*Jobs*.
1. In the passage on the two wolves, why is each individual soul endowed with Wisdom, Intelligence, Creativity and Love? Answer in one to three sentences.
2. In the records, begin at the line that has "x-tick-label: 0 [30, 320, 37, 332]" and stop after the line that has "y-tick-label: 8 [20, 8, 27, 20]". Write out those lines again, swapping "line-series" for "curve" and leaving everything else unchanged.

*Supplied text*.
The story of the two wolves battling inside us is a parable about our human nature, (the ‘bad wolf’) and our soul (the ‘good wolf’). To understand how this parable works it might help to take a look at the nature of these two beasts.
Let’s begin by looking at the ‘good wolf’; our soul.
Our soul is the part of us that is made of pure energy; the energy of Life itself. Our individual soul is a small part of the Great One Soul (God?) and as such it is endowed with all the Wisdom, Intelligence, Creativity and Love that brought life into existence in the first place.
Our soul lives in the realm of Ultimate Reality and Ultimate Truth and its purpose is to bring this Truth to the physical realm where our minds and bodies reside so that we might know ourselves more fully. Our soul’s job is to communicate with our minds and bodies in order to remind them that they are part of the soul. By doing this the soul encourages us to reach for the full expression of whom we are instead of settling for a version of self that is limited by the physical world only.
The soul’s language is love and freedom and its agenda is to help the mind and body reconnect with itself. This is in direct opposition to the nature, language and agenda of the unconscious mind, the ‘bad wolf’ in our story of two wolves.
Now let’s take a look at this ‘bad wolf’.

*Source data*.
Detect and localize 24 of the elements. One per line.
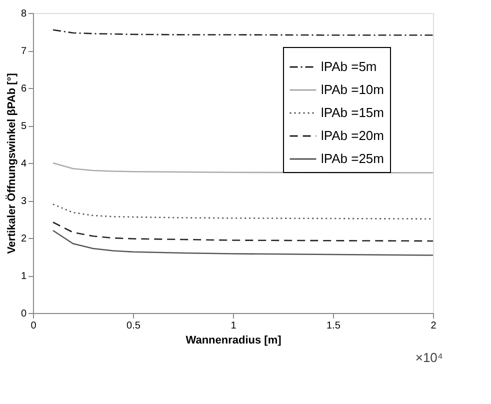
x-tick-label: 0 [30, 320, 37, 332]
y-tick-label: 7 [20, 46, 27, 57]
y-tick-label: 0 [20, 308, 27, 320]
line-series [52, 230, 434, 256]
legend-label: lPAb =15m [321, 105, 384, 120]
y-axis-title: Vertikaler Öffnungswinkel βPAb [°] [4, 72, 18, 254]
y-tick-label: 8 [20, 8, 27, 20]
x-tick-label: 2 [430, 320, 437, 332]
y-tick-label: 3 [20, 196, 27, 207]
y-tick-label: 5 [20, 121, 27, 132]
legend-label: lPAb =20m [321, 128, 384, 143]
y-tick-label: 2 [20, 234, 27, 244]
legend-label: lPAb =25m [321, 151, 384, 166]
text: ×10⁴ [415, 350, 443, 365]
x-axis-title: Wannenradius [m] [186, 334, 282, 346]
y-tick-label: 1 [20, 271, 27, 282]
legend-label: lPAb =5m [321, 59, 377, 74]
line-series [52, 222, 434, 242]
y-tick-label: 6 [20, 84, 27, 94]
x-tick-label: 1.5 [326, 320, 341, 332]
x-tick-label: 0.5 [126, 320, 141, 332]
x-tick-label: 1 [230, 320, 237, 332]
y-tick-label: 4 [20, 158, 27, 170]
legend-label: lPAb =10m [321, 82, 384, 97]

---

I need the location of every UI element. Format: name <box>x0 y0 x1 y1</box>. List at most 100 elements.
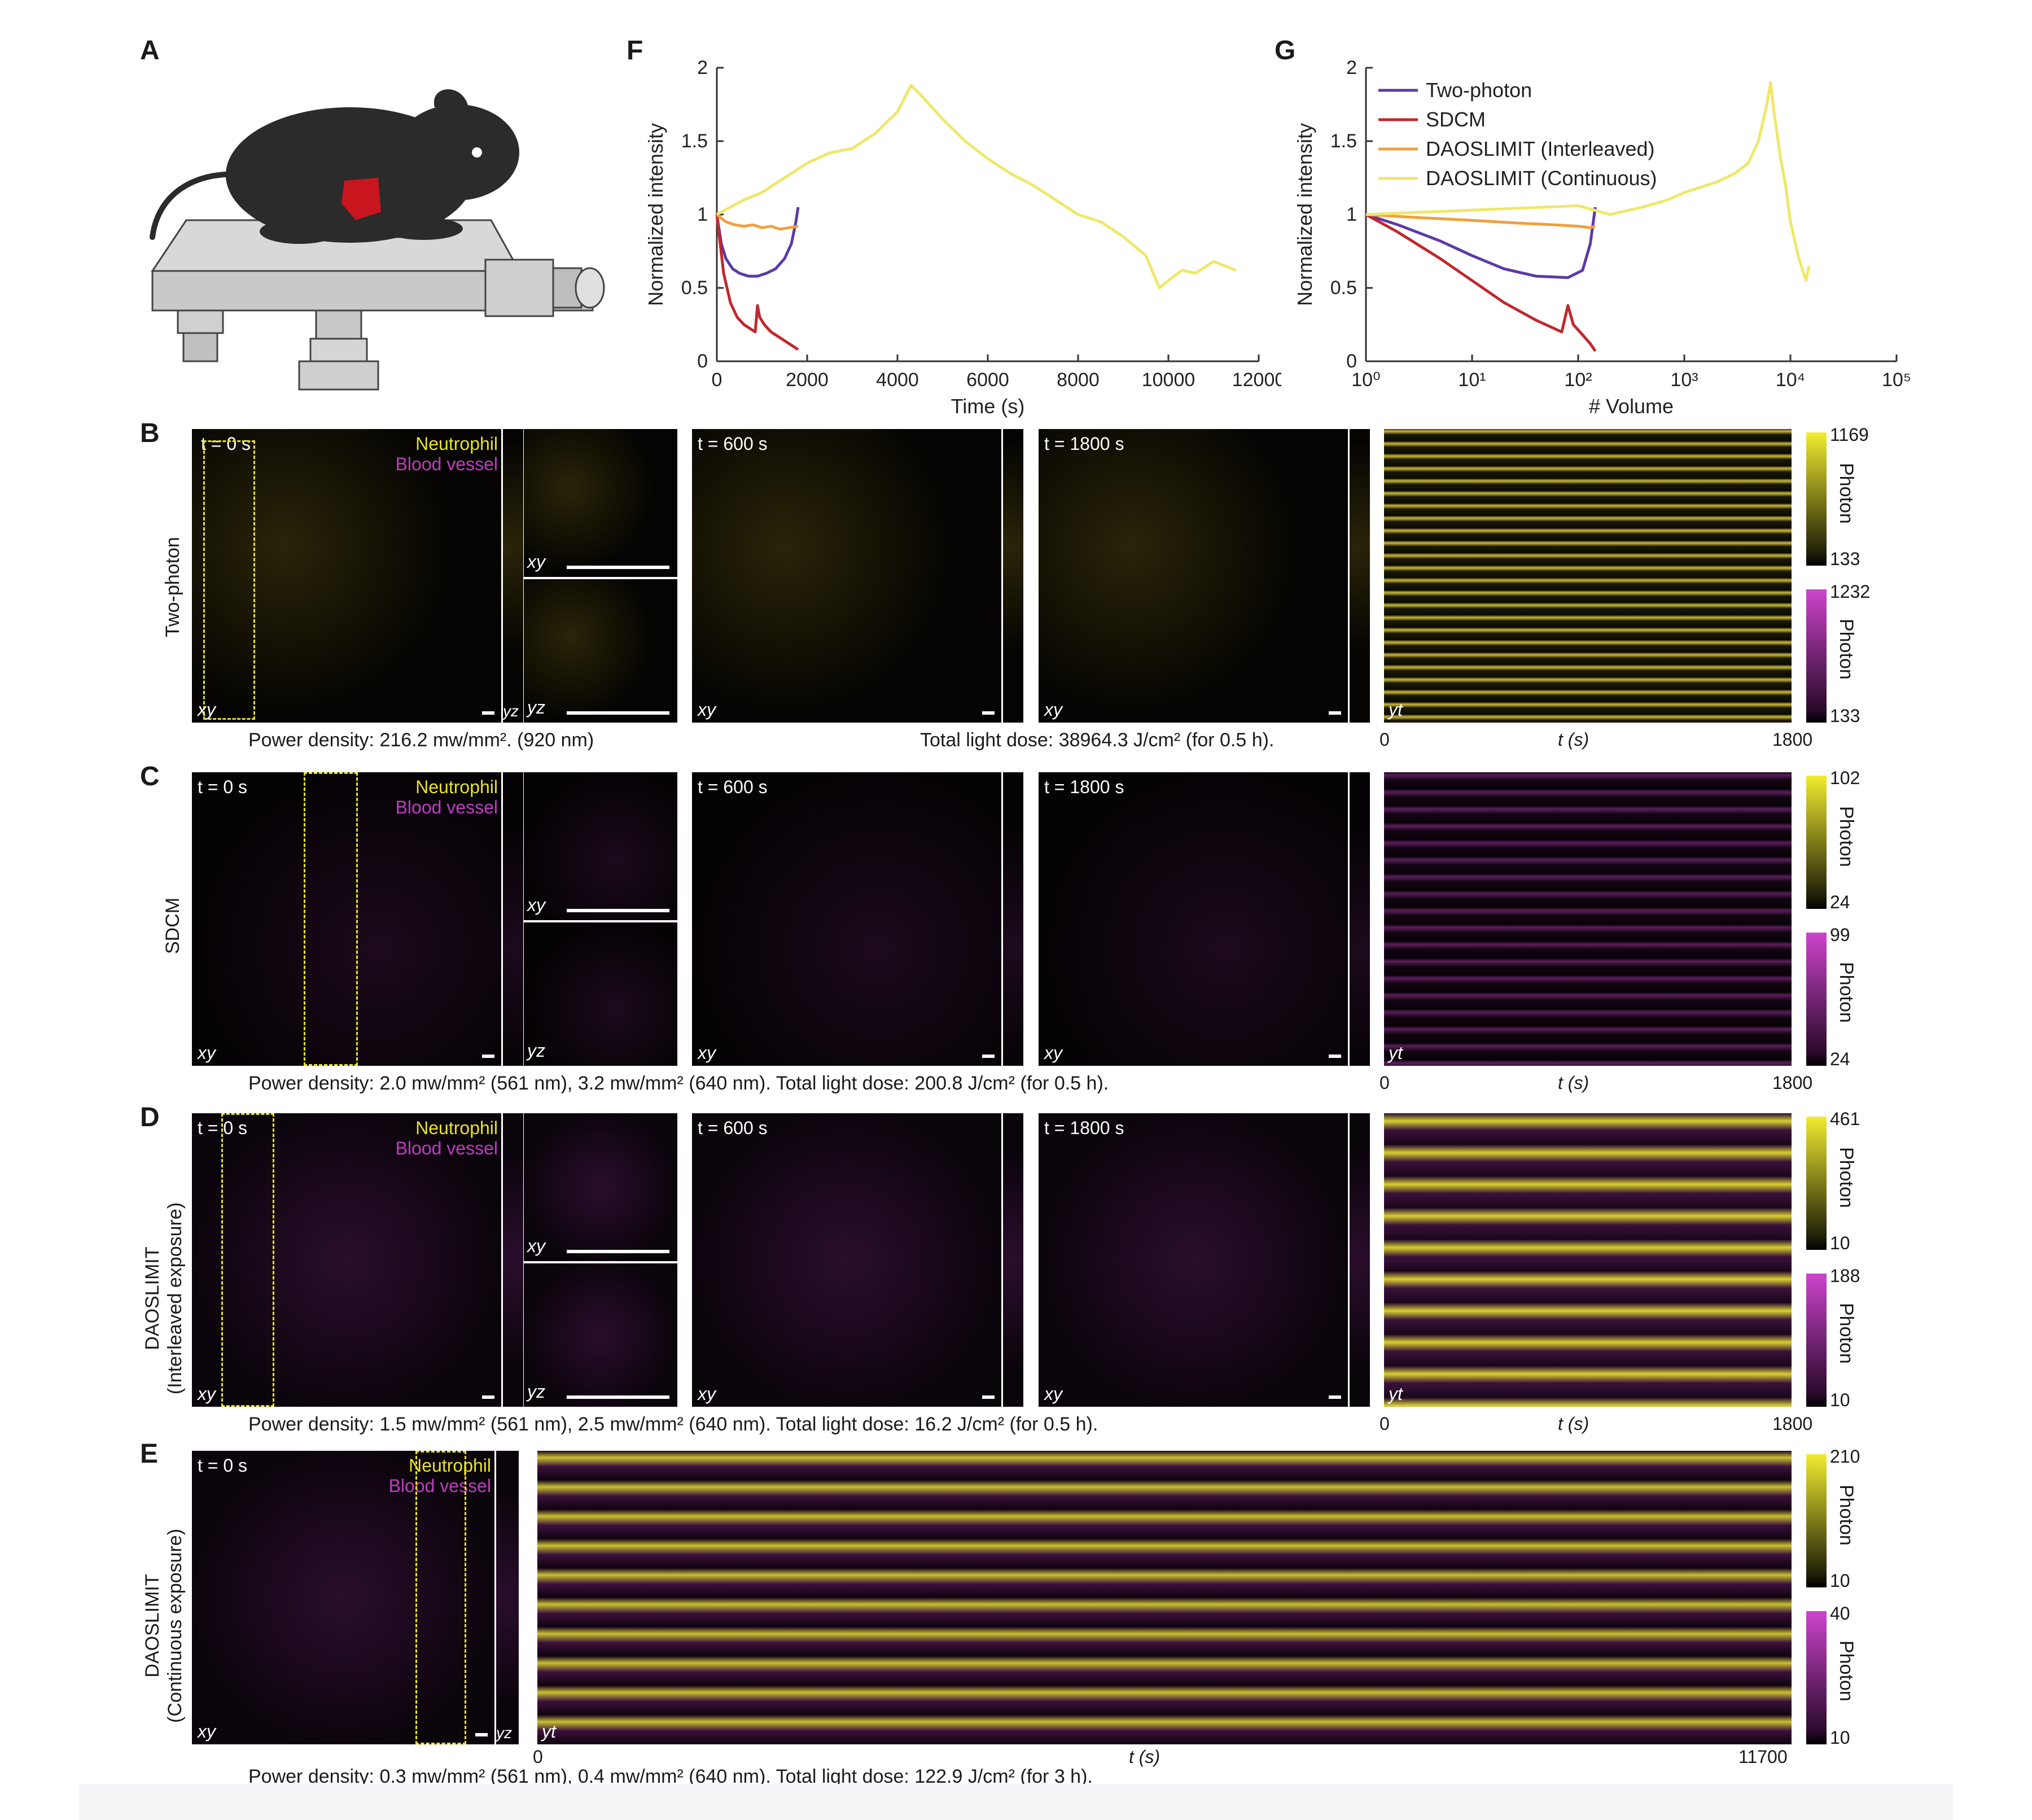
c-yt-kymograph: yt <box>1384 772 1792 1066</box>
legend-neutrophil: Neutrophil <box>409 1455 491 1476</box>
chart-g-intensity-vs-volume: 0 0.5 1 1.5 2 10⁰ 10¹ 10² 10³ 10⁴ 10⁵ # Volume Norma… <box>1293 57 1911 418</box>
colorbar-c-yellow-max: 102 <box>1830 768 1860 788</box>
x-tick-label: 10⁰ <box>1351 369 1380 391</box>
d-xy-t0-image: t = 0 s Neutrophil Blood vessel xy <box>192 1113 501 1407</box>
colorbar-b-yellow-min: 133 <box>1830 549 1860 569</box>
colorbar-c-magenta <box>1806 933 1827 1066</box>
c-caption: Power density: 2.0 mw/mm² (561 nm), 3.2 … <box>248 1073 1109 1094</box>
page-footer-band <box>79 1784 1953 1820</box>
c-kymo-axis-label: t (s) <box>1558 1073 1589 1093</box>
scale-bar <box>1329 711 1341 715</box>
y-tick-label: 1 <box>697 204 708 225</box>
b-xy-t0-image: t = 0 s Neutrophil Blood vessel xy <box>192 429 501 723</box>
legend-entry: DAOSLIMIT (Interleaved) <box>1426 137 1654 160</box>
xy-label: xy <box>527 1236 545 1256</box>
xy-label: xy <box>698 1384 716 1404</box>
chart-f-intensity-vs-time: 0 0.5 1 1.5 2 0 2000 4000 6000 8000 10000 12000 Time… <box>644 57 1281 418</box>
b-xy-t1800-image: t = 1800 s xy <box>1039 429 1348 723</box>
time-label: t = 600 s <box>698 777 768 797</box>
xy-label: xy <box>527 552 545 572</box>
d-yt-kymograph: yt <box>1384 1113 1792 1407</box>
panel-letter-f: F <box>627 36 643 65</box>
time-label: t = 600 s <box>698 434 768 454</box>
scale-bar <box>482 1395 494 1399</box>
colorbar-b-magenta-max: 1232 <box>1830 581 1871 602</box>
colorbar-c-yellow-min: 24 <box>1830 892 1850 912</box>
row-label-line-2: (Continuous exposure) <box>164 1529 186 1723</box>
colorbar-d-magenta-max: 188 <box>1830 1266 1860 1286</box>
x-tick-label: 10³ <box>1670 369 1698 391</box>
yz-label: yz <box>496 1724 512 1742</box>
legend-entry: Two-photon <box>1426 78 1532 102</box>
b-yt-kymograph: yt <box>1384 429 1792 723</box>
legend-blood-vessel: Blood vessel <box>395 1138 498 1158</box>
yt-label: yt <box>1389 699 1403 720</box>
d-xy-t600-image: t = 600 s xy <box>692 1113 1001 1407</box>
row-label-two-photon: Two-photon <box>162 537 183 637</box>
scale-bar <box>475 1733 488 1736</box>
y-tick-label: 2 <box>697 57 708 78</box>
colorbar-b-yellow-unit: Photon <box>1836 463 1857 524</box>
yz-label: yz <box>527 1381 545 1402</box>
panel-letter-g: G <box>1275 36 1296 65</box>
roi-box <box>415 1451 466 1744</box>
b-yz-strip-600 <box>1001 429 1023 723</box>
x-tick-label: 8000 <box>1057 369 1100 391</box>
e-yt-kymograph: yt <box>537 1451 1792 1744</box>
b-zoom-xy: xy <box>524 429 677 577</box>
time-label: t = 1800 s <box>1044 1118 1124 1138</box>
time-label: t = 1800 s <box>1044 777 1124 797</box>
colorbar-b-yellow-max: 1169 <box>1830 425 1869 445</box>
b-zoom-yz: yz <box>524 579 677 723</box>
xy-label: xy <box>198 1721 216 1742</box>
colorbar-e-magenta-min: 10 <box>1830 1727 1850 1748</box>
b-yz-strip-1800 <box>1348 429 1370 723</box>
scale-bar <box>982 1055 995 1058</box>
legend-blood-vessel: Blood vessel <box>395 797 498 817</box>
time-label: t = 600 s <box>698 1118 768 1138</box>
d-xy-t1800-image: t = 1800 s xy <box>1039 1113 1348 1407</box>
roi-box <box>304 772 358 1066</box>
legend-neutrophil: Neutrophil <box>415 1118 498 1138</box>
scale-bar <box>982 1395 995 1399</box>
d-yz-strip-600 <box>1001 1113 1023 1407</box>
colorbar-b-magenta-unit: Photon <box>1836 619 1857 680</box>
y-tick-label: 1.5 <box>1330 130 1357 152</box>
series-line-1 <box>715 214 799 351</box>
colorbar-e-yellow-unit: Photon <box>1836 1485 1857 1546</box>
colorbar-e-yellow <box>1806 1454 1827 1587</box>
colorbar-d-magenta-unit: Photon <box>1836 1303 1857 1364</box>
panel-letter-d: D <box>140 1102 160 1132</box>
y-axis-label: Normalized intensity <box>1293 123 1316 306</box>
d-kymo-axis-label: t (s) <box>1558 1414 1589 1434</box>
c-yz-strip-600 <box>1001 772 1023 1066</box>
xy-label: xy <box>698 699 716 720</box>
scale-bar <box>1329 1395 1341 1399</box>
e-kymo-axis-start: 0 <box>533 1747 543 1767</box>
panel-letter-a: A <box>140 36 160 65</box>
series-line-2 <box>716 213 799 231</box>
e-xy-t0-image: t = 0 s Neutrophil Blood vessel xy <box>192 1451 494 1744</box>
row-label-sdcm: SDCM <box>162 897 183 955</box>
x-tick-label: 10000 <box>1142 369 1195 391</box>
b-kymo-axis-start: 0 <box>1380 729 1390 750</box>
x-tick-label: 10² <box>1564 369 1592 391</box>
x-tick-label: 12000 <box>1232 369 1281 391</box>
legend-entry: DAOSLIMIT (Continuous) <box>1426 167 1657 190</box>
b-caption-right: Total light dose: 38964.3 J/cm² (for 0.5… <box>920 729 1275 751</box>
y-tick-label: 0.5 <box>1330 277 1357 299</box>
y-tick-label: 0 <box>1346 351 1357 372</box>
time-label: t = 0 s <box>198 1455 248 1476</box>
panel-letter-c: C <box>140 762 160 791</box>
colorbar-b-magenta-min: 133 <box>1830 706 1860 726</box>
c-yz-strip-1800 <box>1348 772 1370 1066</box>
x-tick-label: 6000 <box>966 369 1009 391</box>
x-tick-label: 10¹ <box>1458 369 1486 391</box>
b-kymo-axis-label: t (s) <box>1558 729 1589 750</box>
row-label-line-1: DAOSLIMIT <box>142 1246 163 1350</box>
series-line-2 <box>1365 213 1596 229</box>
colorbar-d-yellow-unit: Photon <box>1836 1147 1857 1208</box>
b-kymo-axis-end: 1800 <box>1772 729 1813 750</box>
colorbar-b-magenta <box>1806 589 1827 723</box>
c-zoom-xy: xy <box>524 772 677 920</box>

*Complete answers*.
1. Each individual soul is a small part of the Great One Soul. For that reason, it is endowed with all the Wisdom, Intelligence, Creativity and Love that brought life into existence in the first place.

2.
x-tick-label: 0 [30, 320, 37, 332]
y-tick-label: 7 [20, 46, 27, 57]
y-tick-label: 0 [20, 308, 27, 320]
curve [52, 230, 434, 256]
legend-label: lPAb =15m [321, 105, 384, 120]
y-axis-title: Vertikaler Öffnungswinkel βPAb [°] [4, 72, 18, 254]
y-tick-label: 8 [20, 8, 27, 20]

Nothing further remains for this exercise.